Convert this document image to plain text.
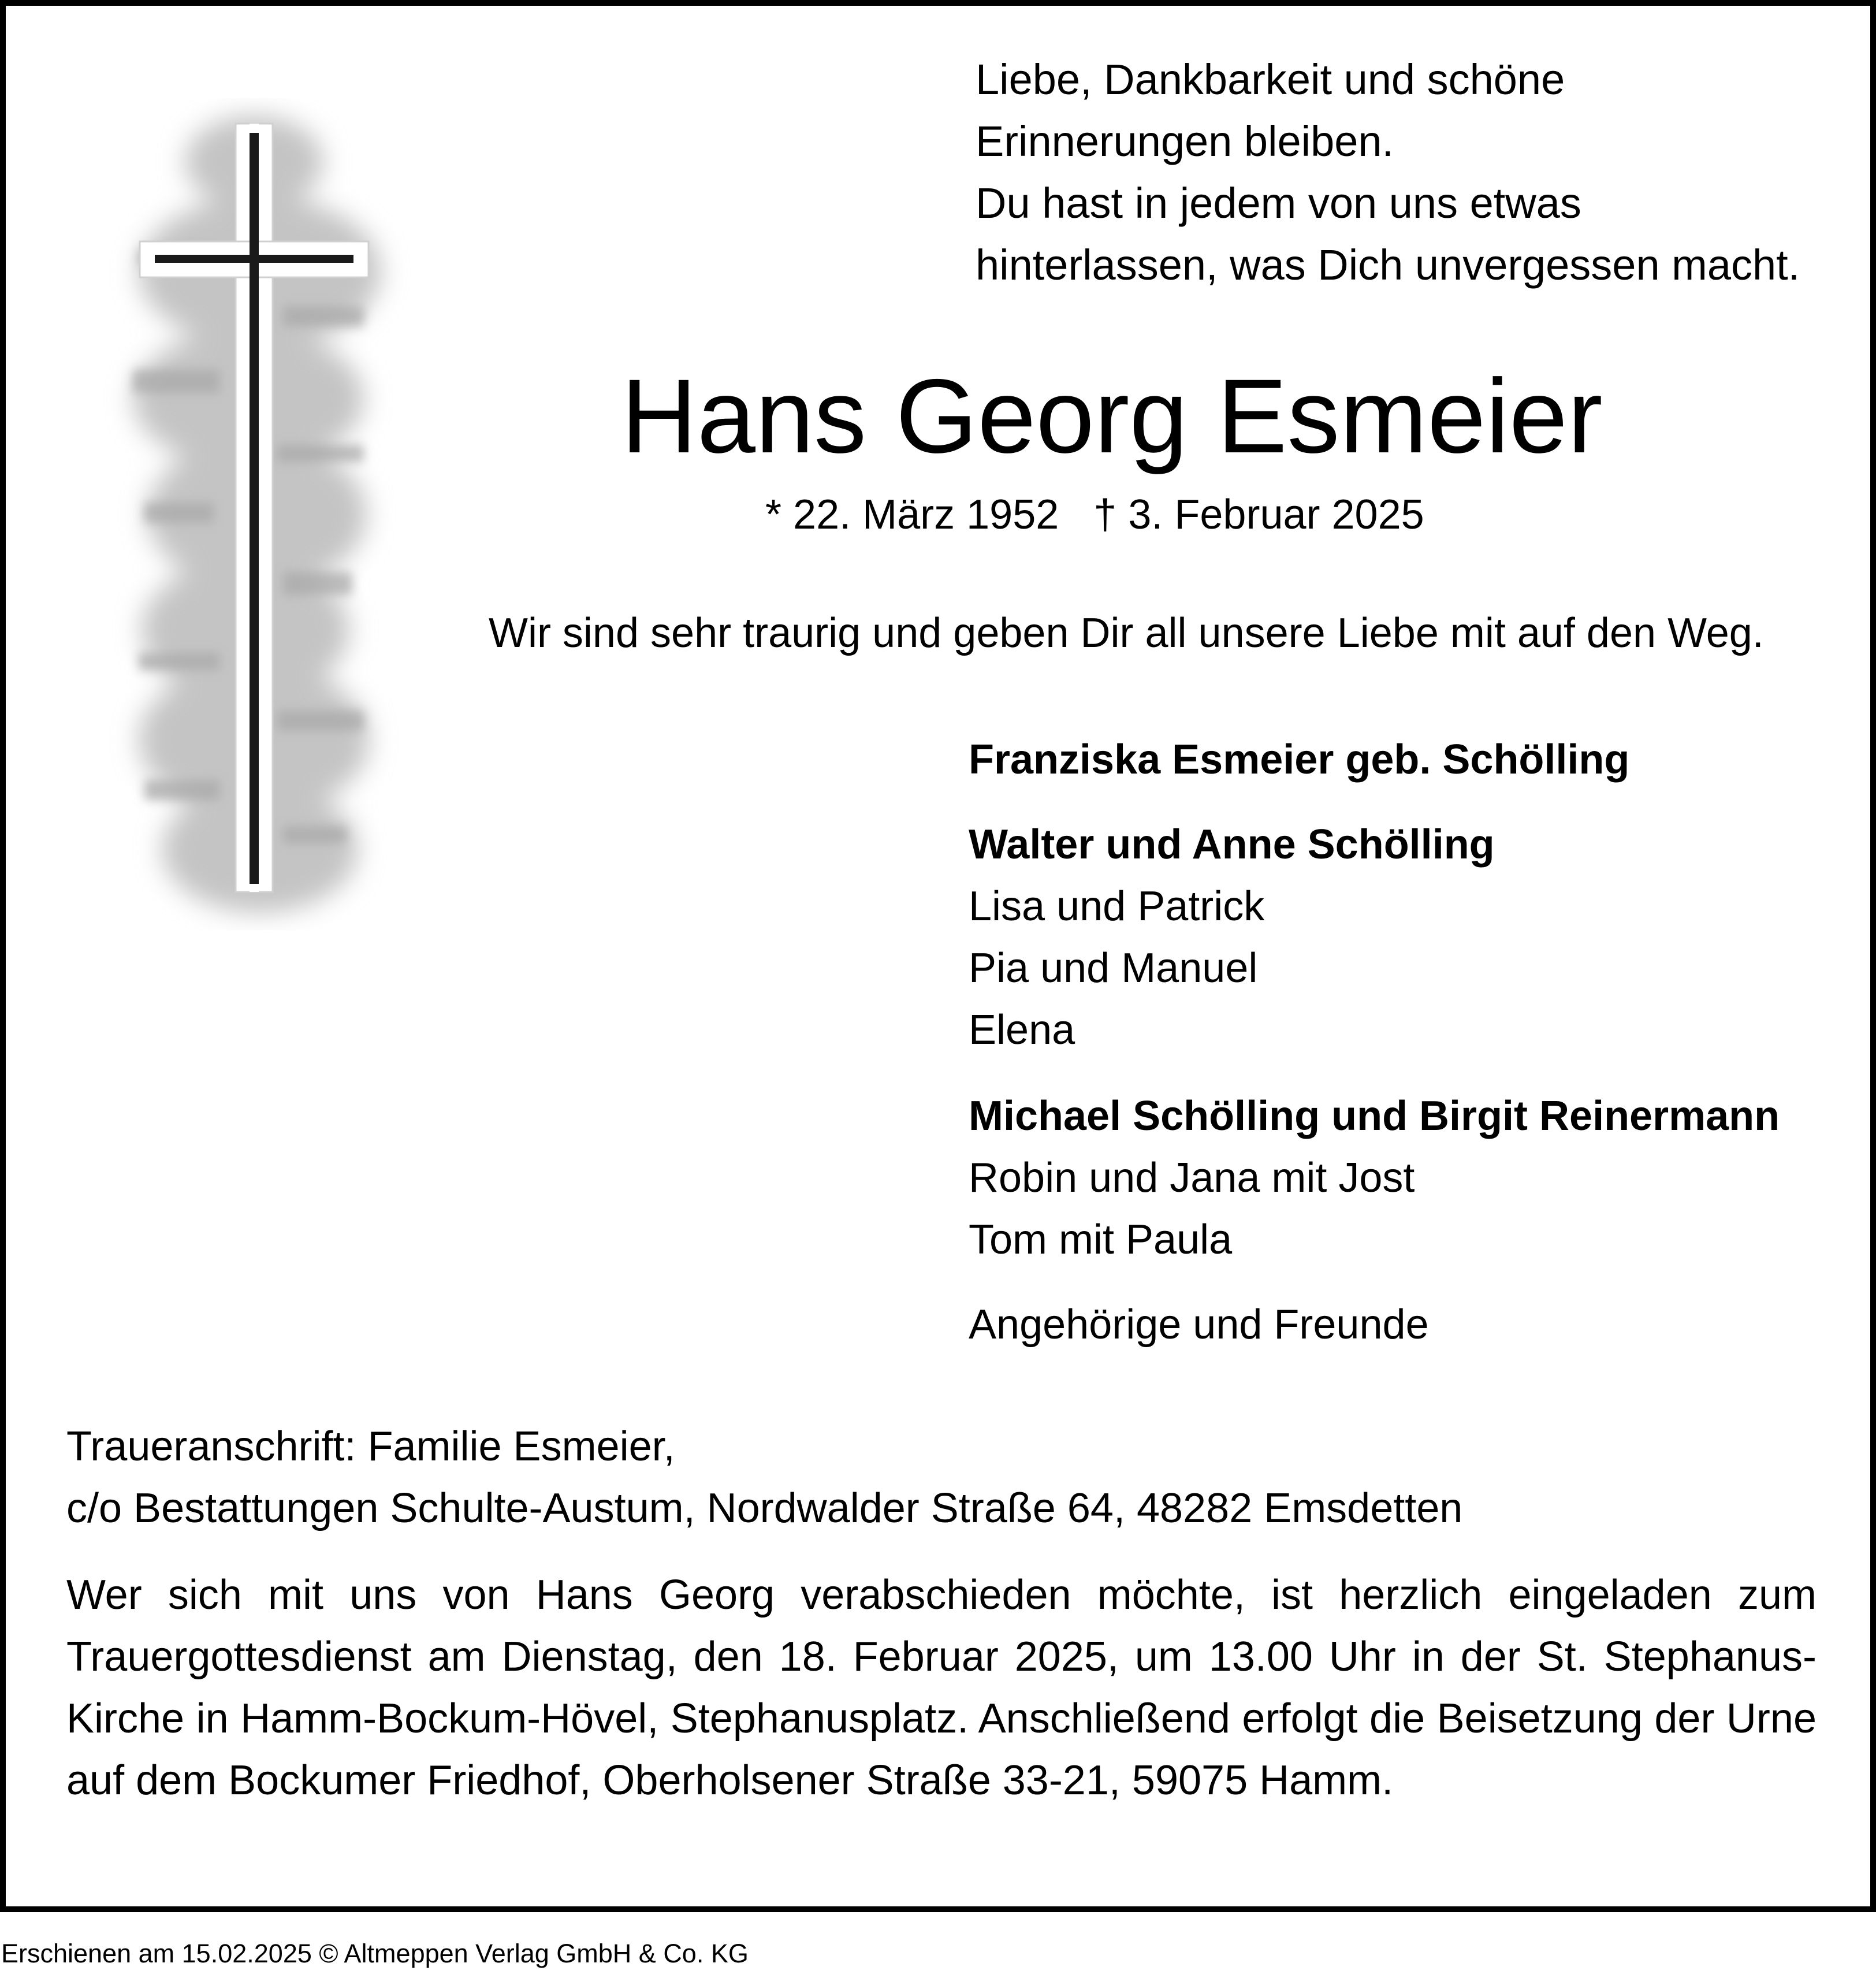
Liebe, Dankbarkeit und schöne
Erinnerungen bleiben.
Du hast in jedem von uns etwas
hinterlassen, was Dich unvergessen macht.
Hans Georg Esmeier
* 22. März 1952 † 3. Februar 2025
Wir sind sehr traurig und geben Dir all unsere Liebe mit auf den Weg.
Franziska Esmeier geb. Schölling
Walter und Anne Schölling
Lisa und Patrick
Pia und Manuel
Elena
Michael Schölling und Birgit Reinermann
Robin und Jana mit Jost
Tom mit Paula
Angehörige und Freunde
Traueranschrift: Familie Esmeier,
c/o Bestattungen Schulte-Austum, Nordwalder Straße 64, 48282 Emsdetten
Wer sich mit uns von Hans Georg verabschieden möchte, ist herzlich eingeladen zum Trauergottesdienst am Dienstag, den 18. Februar 2025, um 13.00 Uhr in der St. Stephanus-Kirche in Hamm-Bockum-Hövel, Stephanusplatz. Anschließend erfolgt die Beisetzung der Urne auf dem Bockumer Friedhof, Oberholsener Straße 33-21, 59075 Hamm.
Erschienen am 15.02.2025 © Altmeppen Verlag GmbH & Co. KG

* _WHAT YOU WILL DO_
Give the data above again in full and unchanged, skipping the pictures.

* _RESPONSE_
Convert this document image to plain text.
Liebe, Dankbarkeit und schöne
Erinnerungen bleiben.
Du hast in jedem von uns etwas
hinterlassen, was Dich unvergessen macht.
Hans Georg Esmeier
* 22. März 1952 † 3. Februar 2025
Wir sind sehr traurig und geben Dir all unsere Liebe mit auf den Weg.
Franziska Esmeier geb. Schölling
Walter und Anne Schölling
Lisa und Patrick
Pia und Manuel
Elena
Michael Schölling und Birgit Reinermann
Robin und Jana mit Jost
Tom mit Paula
Angehörige und Freunde
Traueranschrift: Familie Esmeier,
c/o Bestattungen Schulte-Austum, Nordwalder Straße 64, 48282 Emsdetten
Wer sich mit uns von Hans Georg verabschieden möchte, ist herzlich eingeladen zum Trauergottesdienst am Dienstag, den 18. Februar 2025, um 13.00 Uhr in der St. Stephanus-Kirche in Hamm-Bockum-Hövel, Stephanusplatz. Anschließend erfolgt die Beisetzung der Urne auf dem Bockumer Friedhof, Oberholsener Straße 33-21, 59075 Hamm.
Erschienen am 15.02.2025 © Altmeppen Verlag GmbH & Co. KG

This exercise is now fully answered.